— Start —

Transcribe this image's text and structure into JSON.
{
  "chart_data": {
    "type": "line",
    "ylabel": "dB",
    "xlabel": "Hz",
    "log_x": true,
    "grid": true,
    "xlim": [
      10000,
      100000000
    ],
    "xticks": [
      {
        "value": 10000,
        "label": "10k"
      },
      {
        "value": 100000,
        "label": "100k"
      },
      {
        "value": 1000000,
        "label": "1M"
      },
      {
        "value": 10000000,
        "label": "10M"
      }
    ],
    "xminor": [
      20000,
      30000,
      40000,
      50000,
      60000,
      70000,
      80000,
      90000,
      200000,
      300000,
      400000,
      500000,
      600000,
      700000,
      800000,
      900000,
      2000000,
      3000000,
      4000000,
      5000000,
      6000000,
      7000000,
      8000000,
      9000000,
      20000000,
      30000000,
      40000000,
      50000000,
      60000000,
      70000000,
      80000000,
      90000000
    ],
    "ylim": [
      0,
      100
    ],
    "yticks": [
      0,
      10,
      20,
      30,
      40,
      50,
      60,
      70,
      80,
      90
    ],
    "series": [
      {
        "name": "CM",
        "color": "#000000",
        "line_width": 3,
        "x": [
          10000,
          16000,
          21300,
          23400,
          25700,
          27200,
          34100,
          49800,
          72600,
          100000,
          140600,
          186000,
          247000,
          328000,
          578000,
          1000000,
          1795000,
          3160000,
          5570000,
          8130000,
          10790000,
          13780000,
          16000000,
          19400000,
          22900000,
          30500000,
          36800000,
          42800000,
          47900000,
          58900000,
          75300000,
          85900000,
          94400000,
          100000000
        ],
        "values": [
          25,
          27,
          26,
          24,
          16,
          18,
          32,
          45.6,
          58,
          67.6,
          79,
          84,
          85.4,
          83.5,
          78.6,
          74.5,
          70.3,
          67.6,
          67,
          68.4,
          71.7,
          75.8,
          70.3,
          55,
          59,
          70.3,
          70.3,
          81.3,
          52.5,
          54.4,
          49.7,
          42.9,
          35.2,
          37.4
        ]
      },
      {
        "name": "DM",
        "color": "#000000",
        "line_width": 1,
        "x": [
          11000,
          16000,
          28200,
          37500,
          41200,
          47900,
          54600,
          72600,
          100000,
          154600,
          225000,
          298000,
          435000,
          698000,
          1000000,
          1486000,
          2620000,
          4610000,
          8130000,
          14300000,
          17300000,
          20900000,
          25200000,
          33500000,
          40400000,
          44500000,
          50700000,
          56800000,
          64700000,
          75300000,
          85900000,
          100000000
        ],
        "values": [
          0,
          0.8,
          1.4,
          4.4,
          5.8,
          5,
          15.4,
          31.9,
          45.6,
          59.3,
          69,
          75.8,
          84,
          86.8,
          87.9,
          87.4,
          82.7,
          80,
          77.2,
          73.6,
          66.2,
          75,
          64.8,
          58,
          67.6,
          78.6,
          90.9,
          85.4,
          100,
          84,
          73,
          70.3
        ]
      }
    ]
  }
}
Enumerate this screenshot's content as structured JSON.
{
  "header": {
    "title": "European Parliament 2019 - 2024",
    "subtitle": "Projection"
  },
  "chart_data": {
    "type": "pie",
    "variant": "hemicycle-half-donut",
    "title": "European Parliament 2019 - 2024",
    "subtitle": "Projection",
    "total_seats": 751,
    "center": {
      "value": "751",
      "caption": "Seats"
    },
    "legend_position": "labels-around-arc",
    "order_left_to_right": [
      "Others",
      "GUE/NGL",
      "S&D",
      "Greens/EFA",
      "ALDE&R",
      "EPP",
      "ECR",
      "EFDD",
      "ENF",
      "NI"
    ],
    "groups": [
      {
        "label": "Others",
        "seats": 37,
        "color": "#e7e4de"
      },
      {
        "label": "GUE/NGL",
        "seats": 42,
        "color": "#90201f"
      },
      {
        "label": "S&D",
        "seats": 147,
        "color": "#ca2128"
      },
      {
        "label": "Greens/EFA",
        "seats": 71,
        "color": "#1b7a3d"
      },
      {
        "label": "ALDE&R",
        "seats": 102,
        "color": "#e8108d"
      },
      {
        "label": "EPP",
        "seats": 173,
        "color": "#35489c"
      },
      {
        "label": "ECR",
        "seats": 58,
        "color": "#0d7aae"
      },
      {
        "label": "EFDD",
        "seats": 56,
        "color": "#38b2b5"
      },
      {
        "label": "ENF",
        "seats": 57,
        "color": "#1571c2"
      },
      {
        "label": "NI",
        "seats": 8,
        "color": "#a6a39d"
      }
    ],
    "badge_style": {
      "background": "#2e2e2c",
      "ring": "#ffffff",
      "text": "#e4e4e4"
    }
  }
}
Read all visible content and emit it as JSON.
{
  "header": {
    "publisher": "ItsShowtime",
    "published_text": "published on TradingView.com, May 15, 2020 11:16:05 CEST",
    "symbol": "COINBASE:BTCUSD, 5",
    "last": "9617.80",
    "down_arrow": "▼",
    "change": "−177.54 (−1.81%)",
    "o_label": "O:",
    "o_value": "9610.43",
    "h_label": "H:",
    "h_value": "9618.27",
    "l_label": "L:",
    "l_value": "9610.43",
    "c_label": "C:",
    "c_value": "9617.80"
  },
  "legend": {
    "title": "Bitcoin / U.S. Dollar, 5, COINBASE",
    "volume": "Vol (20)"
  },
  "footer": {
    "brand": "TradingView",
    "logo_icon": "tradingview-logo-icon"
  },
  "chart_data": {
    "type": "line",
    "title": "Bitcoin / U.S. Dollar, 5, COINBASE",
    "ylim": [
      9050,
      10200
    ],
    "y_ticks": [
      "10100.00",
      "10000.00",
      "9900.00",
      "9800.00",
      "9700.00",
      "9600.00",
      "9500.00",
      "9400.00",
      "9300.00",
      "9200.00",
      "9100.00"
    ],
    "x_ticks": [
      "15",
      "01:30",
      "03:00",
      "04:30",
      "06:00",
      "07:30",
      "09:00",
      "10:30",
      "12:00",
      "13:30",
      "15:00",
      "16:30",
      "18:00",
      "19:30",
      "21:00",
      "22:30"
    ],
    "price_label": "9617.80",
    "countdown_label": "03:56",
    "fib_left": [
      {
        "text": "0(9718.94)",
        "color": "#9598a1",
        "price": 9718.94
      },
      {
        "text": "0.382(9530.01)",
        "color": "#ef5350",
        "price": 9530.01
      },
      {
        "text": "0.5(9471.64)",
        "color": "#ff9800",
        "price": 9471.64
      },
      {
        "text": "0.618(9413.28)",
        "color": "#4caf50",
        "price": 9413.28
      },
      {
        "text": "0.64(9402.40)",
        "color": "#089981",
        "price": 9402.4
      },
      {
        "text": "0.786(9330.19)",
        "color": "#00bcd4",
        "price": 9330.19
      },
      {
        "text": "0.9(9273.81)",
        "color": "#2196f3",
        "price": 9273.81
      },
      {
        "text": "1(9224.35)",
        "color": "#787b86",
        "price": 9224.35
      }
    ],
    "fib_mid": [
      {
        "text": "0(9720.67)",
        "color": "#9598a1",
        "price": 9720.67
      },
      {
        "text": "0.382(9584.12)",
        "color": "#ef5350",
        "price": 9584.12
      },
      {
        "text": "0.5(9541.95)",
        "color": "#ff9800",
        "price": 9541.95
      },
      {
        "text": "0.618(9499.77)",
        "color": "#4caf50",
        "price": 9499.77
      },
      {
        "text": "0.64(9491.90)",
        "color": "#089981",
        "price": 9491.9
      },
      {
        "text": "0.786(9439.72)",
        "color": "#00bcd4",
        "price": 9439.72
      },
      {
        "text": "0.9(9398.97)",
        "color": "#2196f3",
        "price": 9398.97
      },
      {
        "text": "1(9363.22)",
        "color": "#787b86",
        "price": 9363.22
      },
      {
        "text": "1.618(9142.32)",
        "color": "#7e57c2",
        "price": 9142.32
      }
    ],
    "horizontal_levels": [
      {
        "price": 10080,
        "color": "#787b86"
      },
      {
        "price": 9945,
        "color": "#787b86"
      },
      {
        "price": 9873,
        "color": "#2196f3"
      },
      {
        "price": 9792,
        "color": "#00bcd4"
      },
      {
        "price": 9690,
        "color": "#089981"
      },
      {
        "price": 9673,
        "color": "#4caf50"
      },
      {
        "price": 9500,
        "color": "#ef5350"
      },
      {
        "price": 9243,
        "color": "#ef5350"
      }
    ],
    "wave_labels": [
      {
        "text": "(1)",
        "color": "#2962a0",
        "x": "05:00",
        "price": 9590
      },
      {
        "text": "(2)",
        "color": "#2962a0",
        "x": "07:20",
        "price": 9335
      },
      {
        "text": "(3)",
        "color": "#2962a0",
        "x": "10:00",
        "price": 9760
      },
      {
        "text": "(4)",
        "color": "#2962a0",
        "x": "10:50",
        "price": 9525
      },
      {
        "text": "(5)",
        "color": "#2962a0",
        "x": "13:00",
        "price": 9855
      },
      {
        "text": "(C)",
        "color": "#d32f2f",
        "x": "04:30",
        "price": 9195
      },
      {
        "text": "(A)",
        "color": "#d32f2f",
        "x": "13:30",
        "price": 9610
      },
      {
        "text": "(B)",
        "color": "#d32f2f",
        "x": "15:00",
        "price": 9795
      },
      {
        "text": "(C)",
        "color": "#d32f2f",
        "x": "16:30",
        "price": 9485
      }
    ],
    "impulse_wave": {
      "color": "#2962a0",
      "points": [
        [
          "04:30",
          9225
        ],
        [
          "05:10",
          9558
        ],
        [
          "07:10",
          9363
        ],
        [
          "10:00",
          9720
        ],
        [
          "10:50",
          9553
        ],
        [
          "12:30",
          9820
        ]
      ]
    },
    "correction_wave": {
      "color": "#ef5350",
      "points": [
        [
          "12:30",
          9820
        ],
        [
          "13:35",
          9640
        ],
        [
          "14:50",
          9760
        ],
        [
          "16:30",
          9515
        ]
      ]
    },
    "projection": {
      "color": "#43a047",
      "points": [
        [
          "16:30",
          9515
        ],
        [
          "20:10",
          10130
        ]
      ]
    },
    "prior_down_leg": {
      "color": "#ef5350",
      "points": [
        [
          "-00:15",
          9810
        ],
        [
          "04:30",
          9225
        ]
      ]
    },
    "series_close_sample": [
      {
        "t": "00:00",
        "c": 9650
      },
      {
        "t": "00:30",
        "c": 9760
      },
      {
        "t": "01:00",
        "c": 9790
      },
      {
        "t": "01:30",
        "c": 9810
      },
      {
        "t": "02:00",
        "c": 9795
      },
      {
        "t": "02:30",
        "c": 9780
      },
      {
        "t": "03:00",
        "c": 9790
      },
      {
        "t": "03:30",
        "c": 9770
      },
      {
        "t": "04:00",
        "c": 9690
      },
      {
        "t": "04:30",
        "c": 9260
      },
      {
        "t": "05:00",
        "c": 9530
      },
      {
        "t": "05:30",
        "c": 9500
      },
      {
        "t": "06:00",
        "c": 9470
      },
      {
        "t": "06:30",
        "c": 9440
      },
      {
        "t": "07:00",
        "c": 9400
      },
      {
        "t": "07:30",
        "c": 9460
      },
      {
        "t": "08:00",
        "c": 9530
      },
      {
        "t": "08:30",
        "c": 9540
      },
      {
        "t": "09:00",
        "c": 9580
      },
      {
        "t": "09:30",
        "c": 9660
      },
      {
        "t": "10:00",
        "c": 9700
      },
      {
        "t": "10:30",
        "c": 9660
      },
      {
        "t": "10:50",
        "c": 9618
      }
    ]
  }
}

— End —

All lines in the data that contain the word "JSON" should be copied.

Transcribe this image's text and structure into JSON.
Enumerate this screenshot's content as structured JSON.
Read all visible content and emit it as JSON.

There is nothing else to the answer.